● Task
Using the listing below, report all lines holding the word "name".

● Input

····················

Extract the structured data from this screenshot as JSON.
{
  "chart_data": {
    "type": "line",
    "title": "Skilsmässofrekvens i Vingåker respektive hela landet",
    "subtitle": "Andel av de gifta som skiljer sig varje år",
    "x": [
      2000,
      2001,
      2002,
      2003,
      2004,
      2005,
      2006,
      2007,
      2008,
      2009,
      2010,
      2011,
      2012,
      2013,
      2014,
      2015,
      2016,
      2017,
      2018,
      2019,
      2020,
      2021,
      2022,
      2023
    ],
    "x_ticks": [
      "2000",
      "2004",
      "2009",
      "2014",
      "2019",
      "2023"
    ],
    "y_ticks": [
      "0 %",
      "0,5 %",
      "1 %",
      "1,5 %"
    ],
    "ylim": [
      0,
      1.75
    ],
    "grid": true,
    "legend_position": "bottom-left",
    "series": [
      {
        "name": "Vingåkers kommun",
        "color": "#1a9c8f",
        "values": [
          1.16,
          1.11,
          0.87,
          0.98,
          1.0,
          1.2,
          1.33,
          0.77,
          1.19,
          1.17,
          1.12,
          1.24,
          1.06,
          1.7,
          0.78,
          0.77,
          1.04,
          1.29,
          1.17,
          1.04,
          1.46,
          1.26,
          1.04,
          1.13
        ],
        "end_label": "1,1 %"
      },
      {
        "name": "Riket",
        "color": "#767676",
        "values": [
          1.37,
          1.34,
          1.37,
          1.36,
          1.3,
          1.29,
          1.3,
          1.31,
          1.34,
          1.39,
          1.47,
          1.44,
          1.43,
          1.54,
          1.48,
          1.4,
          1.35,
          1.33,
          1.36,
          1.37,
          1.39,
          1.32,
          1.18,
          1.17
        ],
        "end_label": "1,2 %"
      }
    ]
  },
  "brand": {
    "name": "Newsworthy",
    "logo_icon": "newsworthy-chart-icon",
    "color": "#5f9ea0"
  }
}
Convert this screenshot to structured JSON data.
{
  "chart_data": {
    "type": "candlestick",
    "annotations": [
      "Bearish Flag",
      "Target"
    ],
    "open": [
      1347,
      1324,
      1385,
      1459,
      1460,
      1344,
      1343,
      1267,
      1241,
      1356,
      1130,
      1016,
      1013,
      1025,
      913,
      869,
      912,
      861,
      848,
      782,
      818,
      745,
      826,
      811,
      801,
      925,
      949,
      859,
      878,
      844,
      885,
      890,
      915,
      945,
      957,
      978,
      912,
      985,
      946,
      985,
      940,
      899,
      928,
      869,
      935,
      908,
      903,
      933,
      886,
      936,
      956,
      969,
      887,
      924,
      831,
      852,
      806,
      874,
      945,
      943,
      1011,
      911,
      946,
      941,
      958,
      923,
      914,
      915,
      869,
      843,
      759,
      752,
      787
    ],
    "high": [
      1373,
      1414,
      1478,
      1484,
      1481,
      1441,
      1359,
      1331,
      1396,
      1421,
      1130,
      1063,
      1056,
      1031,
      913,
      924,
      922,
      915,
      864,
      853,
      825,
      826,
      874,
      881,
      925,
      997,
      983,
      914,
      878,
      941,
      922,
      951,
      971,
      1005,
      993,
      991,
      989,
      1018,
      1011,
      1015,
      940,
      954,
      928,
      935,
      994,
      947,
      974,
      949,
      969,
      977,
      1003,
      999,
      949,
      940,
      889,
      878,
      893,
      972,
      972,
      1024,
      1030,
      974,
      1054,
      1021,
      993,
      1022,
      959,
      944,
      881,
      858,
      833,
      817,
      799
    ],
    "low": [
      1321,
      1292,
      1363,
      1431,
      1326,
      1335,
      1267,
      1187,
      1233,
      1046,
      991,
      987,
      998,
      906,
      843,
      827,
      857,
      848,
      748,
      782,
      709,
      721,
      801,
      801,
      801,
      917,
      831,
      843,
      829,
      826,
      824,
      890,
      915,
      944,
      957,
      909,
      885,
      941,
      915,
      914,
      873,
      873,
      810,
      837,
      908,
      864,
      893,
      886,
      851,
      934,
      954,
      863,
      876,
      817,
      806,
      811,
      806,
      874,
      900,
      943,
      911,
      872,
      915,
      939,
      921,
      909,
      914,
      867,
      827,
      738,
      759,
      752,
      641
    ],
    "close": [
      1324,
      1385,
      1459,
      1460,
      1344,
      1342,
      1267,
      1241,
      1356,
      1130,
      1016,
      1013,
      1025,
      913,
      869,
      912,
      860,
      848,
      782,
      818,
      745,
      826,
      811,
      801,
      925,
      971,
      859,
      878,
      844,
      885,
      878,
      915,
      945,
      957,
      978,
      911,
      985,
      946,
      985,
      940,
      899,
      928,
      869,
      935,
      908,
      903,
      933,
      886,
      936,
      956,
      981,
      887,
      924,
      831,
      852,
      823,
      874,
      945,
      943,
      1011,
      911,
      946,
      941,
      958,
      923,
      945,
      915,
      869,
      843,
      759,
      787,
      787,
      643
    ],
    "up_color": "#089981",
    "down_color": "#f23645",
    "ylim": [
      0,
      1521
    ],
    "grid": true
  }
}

····················

● Response below
        "name": "Vingåkers kommun",
        "name": "Riket",
    "name": "Newsworthy",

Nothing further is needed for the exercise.